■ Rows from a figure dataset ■
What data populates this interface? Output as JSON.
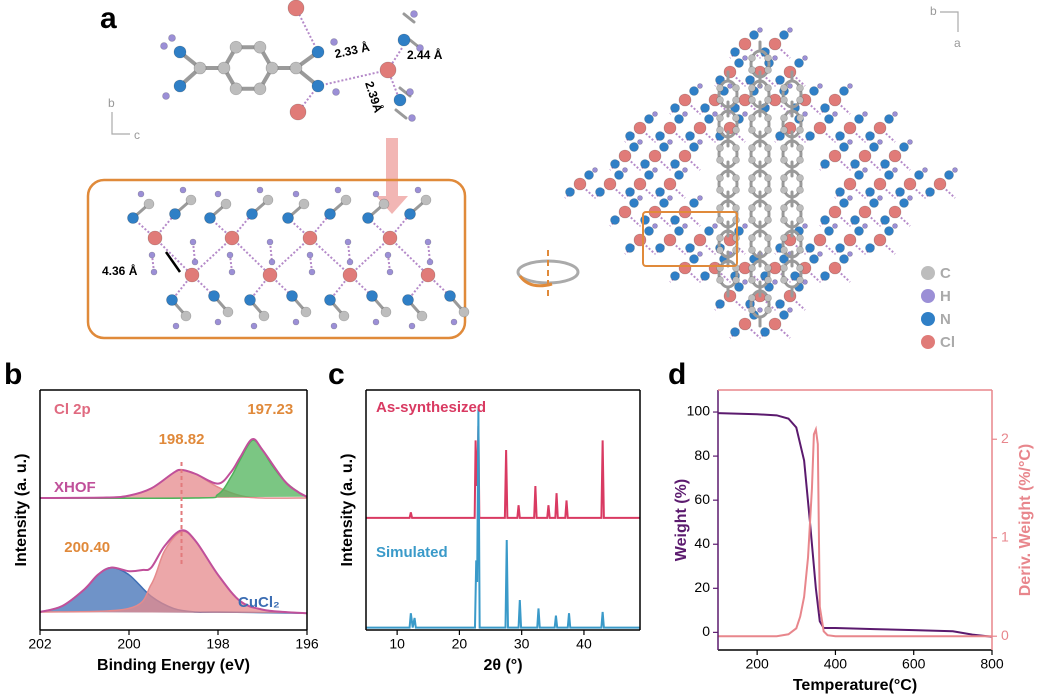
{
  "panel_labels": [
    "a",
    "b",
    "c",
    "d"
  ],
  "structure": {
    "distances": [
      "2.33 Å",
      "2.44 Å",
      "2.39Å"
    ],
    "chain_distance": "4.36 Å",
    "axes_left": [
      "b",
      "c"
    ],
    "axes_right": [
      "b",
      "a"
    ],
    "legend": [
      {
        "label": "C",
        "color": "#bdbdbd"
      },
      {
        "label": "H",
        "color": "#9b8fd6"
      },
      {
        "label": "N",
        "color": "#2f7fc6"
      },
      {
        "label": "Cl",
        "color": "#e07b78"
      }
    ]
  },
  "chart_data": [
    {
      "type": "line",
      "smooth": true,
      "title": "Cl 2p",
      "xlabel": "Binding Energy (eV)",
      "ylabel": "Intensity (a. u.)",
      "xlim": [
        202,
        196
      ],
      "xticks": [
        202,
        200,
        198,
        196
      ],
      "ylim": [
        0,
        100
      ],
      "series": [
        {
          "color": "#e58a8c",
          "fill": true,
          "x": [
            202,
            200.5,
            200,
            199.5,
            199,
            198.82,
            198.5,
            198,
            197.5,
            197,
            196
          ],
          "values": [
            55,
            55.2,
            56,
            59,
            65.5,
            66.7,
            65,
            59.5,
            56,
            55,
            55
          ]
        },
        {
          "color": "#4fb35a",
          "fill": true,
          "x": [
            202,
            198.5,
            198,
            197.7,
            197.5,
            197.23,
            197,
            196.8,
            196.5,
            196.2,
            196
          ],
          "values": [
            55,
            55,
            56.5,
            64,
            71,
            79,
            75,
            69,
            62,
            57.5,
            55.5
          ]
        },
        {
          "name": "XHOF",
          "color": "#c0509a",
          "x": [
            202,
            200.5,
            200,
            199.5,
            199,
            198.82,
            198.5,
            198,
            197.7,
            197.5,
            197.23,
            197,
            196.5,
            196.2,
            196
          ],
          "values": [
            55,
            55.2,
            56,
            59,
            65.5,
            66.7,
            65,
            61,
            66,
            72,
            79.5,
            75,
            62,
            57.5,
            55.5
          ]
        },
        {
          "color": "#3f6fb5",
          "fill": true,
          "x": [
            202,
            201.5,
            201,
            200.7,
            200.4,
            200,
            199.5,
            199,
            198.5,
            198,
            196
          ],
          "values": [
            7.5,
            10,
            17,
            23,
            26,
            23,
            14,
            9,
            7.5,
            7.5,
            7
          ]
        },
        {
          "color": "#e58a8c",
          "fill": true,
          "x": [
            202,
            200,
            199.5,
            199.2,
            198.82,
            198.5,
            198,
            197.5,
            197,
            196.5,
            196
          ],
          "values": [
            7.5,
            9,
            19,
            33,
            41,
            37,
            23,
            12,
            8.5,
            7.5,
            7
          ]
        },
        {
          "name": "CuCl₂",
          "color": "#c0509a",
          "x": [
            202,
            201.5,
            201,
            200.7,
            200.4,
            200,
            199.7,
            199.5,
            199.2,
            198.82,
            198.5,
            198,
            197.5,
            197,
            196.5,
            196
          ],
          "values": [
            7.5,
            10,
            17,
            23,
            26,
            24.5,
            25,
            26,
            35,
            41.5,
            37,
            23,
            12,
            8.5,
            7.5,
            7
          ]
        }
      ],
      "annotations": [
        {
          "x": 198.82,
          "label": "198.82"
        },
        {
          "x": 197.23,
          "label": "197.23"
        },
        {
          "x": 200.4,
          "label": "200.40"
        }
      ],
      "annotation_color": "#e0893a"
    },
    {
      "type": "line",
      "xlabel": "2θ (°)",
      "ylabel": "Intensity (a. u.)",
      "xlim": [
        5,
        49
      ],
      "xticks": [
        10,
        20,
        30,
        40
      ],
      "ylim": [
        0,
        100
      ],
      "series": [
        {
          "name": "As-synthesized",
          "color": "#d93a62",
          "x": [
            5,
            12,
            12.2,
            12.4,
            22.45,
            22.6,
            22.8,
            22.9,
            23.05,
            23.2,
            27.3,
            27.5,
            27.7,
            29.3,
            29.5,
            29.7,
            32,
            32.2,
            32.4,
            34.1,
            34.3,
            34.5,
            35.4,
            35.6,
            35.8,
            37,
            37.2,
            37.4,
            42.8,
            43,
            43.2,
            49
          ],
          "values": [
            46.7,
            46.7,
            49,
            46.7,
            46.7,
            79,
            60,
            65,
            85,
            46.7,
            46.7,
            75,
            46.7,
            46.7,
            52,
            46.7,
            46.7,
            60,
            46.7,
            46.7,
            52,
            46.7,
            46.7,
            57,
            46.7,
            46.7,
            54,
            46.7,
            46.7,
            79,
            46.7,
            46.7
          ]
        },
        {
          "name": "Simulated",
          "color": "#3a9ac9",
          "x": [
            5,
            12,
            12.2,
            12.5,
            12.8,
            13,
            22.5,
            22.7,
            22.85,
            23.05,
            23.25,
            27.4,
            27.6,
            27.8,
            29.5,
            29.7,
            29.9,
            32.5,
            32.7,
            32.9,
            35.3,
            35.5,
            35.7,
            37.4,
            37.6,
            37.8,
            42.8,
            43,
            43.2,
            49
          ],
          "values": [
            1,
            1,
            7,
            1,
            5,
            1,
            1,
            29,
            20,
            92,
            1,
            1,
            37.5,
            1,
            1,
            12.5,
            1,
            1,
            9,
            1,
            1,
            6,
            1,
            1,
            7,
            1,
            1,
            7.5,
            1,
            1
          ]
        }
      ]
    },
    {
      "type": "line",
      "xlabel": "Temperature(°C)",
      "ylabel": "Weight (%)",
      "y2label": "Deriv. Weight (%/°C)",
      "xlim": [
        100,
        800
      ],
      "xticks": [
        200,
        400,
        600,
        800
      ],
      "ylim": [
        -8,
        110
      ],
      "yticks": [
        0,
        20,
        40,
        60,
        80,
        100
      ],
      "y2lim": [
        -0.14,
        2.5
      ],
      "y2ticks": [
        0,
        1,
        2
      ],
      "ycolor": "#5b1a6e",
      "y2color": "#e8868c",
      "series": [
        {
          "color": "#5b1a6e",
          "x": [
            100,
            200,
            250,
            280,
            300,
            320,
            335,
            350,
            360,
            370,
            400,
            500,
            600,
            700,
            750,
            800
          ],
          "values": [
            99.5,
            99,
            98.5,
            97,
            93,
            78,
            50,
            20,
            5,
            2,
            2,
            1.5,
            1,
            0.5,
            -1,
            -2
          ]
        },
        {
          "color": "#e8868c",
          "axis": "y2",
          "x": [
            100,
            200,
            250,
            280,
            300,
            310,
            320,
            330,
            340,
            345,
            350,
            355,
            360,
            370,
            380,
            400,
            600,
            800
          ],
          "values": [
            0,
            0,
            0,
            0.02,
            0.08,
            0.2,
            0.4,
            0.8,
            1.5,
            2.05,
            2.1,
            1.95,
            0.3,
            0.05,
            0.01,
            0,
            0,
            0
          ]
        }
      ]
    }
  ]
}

* * *

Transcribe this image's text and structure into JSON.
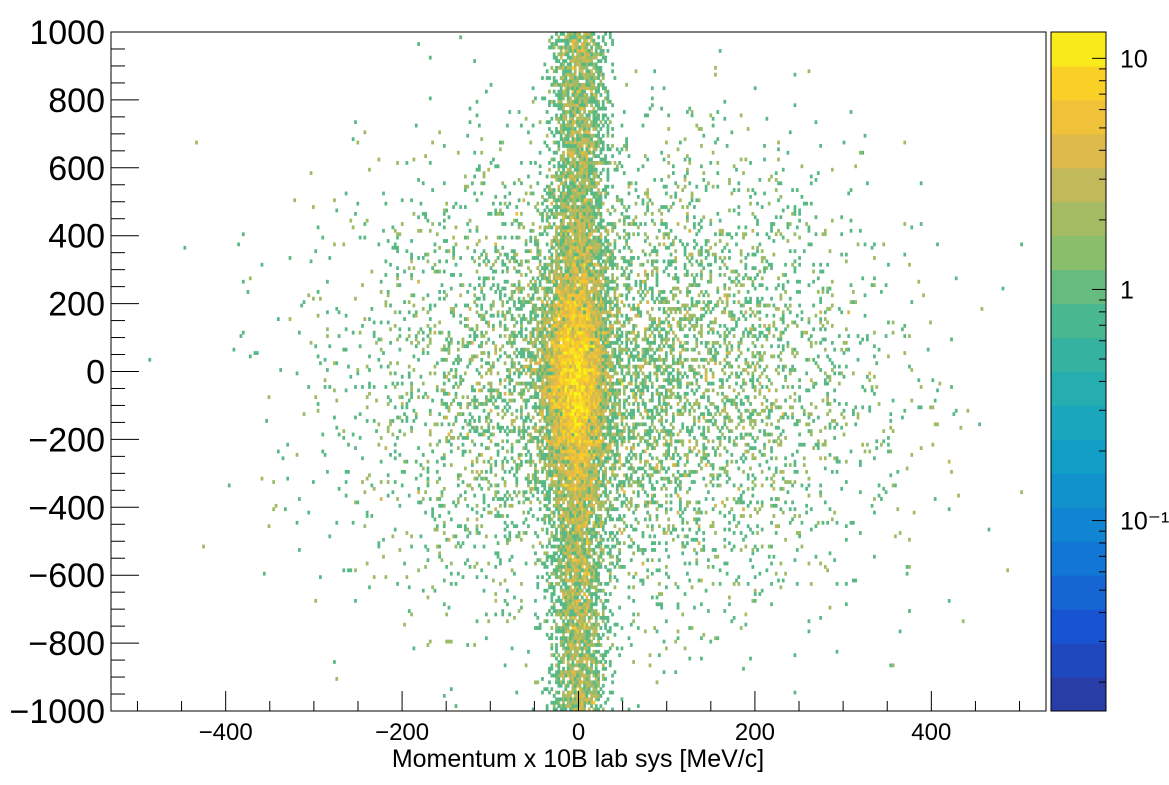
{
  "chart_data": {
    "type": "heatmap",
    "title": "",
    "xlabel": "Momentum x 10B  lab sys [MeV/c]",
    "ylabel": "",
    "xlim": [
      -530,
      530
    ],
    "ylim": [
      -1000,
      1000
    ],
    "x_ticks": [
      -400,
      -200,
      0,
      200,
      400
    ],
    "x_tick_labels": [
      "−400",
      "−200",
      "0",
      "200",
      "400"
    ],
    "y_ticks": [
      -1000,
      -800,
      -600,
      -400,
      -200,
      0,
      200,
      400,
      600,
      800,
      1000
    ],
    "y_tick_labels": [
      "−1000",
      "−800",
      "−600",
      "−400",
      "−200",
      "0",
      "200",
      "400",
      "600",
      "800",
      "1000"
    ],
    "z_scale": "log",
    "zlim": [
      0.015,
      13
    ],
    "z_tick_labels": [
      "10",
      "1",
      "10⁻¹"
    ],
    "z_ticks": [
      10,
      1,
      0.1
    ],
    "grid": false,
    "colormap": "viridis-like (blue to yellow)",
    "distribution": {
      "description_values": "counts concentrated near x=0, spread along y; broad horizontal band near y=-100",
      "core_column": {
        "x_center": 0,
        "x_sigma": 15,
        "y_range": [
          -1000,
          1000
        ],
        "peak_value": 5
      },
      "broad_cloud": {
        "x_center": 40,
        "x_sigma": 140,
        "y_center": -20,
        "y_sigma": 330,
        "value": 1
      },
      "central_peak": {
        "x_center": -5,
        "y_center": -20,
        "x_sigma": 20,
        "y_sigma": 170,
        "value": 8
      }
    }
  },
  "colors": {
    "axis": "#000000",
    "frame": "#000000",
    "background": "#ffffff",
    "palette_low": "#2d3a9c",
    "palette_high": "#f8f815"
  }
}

--

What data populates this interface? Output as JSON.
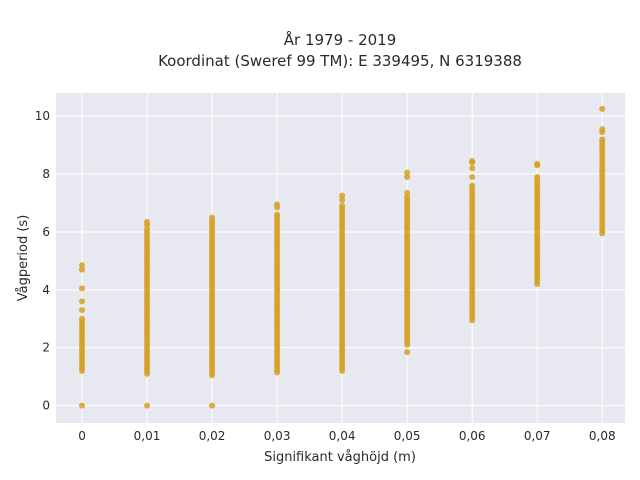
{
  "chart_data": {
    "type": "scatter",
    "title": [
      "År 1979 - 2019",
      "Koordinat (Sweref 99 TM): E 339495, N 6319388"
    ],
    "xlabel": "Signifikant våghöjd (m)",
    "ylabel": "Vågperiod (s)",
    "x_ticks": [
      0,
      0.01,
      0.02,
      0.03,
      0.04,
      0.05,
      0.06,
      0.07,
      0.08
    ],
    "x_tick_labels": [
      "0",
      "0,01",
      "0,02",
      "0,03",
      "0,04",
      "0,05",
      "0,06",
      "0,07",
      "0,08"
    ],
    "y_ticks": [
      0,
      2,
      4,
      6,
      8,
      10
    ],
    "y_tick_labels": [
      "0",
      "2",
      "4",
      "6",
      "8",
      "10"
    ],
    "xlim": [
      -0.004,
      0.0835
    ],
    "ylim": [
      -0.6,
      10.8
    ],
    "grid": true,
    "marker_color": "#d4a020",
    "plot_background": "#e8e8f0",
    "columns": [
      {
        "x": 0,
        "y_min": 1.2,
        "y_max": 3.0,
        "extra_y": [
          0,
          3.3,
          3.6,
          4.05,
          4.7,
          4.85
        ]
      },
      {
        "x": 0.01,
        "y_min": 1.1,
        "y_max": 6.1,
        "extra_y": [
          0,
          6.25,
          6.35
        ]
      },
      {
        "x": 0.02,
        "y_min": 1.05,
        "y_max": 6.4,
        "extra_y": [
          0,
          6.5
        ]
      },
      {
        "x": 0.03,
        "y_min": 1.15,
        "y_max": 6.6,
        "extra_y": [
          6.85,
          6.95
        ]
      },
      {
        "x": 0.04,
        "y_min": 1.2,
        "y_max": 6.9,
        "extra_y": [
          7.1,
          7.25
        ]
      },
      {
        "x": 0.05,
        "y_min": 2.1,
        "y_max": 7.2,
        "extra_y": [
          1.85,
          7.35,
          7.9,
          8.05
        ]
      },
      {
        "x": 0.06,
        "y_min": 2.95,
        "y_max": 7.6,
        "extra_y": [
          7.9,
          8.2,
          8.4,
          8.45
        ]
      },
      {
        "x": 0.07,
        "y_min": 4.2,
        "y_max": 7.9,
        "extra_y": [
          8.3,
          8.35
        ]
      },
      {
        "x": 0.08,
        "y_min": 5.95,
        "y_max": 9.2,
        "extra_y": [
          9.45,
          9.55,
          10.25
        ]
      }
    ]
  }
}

■ Instructions to follow ■
Identify each line containing the string "ylabel" and copy it out.

■ Result of this task ■
      "ylabel": "Intensity (a. u.)",
      "ylabel": "Intensity (a. u.)",
      "ylabel": "Weight (%)",
    "ylabel": "",
    "ylabel": "Vågperiod (s)",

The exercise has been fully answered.